> [Extract provided]
# # 131 Puzzle from the New Scientist

Solution to #131 “The Paradise Club” puzzle from the New Scientist. This week (No 3352 - 18 September 2021) the New Scientist posted the following puzzle:

Down at The Paradise Club, Gus and Bart take it in turns to roll a pair of dice. The first person to score his favourite score for two dice wins, which means being treated to a drink by the other (the loser). They each favour a different prime number as a score with two dice and it so happens that their chances of getting their favourite score is the same for each.

What is that probability? If Gus goes first what are his chances of being bought a drink?

The maximum score (i.e. sum) when rolling two dice is 12. The prime numbers from 2 (the minimum score) to 12 are

\[2, 3, 5, 7, 11\]

Each score can be the result of the following dice combinations

2: {1, 1}

3: {2, 1}

5: {2, 3}, {4, 1}

7: {4, 3}, {5, 2}, {6, 1}

11: {6, 5}

For example, a score of 2 can only be achieved if both dice are {1, 1} (1 combination in total). A score of 3 can be achieved either with {2, 1} or {1, 2} (2 combinations in total). A score of 5 can be achieved with {2, 3} or {4, 1} or {3, 2} or {1, 4} (4 combinations in total).

The table below shows the total number of combinations for each score

Score | Total Combinations |
---|---|

2 | 1 |

3 | 2 |

5 | 4 |

7 | 6 |

11 | 2 |

The puzzle states that the chances of getting their favourite score is the same for Gus and Bart. Since each combination is equiprobable^{1} the only scores that result in the same chances are 3 and 11.

Now we need to find that probability. We can calculate it as

Probability = Number of favourable combinations/total number of combinations

We already know the number of favourable combinations (i.e. the number of combinations that will give the win) - it is 2. There are 2 ways to get a score of 3 or 11 (see table). The total number of combinations is 36. There are 36 possible outcomes when we roll two dice (6 from the first and 6 from the second die).

> [Record excerpts]
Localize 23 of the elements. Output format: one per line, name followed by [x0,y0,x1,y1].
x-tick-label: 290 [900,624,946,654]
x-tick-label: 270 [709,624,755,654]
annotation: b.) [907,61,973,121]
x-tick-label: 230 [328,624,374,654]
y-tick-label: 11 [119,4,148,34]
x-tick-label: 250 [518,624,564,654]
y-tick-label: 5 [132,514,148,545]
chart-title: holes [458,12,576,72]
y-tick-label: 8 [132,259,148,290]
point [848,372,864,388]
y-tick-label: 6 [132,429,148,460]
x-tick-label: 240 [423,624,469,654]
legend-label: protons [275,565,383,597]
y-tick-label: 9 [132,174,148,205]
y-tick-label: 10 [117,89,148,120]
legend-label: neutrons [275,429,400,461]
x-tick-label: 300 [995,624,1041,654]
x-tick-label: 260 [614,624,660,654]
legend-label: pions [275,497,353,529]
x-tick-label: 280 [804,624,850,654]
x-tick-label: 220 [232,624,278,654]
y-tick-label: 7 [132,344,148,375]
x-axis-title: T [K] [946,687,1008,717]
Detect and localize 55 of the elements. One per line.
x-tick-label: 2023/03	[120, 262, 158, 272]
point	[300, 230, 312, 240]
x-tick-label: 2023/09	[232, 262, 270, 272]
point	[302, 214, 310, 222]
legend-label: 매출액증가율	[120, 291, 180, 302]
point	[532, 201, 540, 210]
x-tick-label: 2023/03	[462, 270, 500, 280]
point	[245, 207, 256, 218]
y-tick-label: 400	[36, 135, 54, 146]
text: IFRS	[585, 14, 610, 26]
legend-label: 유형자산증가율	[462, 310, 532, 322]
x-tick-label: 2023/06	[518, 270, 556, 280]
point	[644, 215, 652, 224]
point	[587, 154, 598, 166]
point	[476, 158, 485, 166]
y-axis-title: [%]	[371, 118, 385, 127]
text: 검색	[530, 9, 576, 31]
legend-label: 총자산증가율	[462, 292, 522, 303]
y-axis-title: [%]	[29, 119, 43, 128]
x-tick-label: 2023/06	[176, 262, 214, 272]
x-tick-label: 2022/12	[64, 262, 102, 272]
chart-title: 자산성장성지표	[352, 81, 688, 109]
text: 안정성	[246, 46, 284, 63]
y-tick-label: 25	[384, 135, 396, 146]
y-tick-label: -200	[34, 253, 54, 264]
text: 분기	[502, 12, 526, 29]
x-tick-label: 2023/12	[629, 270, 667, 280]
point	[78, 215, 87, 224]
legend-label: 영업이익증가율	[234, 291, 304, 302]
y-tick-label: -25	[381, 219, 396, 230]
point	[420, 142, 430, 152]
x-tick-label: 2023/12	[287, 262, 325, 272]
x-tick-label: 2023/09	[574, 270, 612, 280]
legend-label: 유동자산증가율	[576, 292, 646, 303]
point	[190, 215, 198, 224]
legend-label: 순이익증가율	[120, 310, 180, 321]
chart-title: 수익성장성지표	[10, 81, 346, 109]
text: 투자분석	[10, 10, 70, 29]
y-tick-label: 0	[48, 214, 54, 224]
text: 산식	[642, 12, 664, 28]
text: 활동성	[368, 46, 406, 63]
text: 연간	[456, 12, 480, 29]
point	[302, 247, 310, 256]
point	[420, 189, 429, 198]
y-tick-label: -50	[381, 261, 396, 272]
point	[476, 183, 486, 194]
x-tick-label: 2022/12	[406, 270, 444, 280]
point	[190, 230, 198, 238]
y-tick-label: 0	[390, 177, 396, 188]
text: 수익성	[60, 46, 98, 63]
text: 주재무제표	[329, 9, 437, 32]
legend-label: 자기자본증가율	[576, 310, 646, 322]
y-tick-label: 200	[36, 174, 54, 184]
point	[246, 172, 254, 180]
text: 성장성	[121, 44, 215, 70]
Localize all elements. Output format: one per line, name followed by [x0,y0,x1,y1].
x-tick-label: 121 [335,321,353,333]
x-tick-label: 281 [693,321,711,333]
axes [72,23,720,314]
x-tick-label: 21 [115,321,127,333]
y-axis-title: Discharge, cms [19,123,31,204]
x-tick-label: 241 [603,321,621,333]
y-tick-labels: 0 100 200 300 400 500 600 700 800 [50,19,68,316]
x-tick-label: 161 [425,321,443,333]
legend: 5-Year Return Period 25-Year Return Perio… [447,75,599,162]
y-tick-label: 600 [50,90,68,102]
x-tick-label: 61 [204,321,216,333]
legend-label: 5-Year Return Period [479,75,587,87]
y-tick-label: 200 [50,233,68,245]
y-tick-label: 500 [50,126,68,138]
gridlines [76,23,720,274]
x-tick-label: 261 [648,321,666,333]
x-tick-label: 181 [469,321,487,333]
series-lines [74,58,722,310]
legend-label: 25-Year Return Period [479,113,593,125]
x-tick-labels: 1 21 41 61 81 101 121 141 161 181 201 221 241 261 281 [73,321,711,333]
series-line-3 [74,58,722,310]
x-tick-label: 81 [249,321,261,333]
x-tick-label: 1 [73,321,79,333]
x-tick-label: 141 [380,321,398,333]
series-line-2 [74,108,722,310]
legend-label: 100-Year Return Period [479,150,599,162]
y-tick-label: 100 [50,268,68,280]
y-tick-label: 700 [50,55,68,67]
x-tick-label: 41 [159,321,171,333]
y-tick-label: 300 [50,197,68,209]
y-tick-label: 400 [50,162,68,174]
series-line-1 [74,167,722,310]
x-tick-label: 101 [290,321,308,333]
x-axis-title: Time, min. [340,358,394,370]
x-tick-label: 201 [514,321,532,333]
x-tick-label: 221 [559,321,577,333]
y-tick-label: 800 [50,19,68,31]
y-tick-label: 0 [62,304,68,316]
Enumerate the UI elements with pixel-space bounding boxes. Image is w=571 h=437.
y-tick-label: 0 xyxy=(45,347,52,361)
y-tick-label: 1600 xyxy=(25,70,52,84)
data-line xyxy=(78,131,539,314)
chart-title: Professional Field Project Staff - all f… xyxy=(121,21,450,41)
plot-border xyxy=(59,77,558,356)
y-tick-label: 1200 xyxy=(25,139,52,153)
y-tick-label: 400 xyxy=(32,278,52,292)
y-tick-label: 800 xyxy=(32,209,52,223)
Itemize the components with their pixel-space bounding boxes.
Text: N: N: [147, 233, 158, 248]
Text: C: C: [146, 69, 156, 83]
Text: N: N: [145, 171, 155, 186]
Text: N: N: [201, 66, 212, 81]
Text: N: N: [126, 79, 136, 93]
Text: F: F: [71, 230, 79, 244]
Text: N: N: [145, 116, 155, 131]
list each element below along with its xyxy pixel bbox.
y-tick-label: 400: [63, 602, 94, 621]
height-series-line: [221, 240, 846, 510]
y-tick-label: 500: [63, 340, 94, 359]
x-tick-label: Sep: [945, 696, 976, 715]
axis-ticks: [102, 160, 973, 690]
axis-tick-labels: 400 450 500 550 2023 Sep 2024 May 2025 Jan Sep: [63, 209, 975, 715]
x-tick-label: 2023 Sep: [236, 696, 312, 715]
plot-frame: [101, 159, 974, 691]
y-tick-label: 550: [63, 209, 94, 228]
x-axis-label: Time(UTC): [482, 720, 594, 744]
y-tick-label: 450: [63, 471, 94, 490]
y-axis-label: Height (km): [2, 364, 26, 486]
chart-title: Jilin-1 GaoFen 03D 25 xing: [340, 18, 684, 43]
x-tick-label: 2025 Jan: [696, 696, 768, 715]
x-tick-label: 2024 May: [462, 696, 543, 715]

> [Directions for this task] From the dice puzzle solution, copy word for word the passage starting at "# # 131 Puzzle" and ending at "same for each.".

> [Answer to this exercise]
# # 131 Puzzle from the New Scientist

Solution to #131 “The Paradise Club” puzzle from the New Scientist. This week (No 3352 - 18 September 2021) the New Scientist posted the following puzzle:

Down at The Paradise Club, Gus and Bart take it in turns to roll a pair of dice. The first person to score his favourite score for two dice wins, which means being treated to a drink by the other (the loser). They each favour a different prime number as a score with two dice and it so happens that their chances of getting their favourite score is the same for each.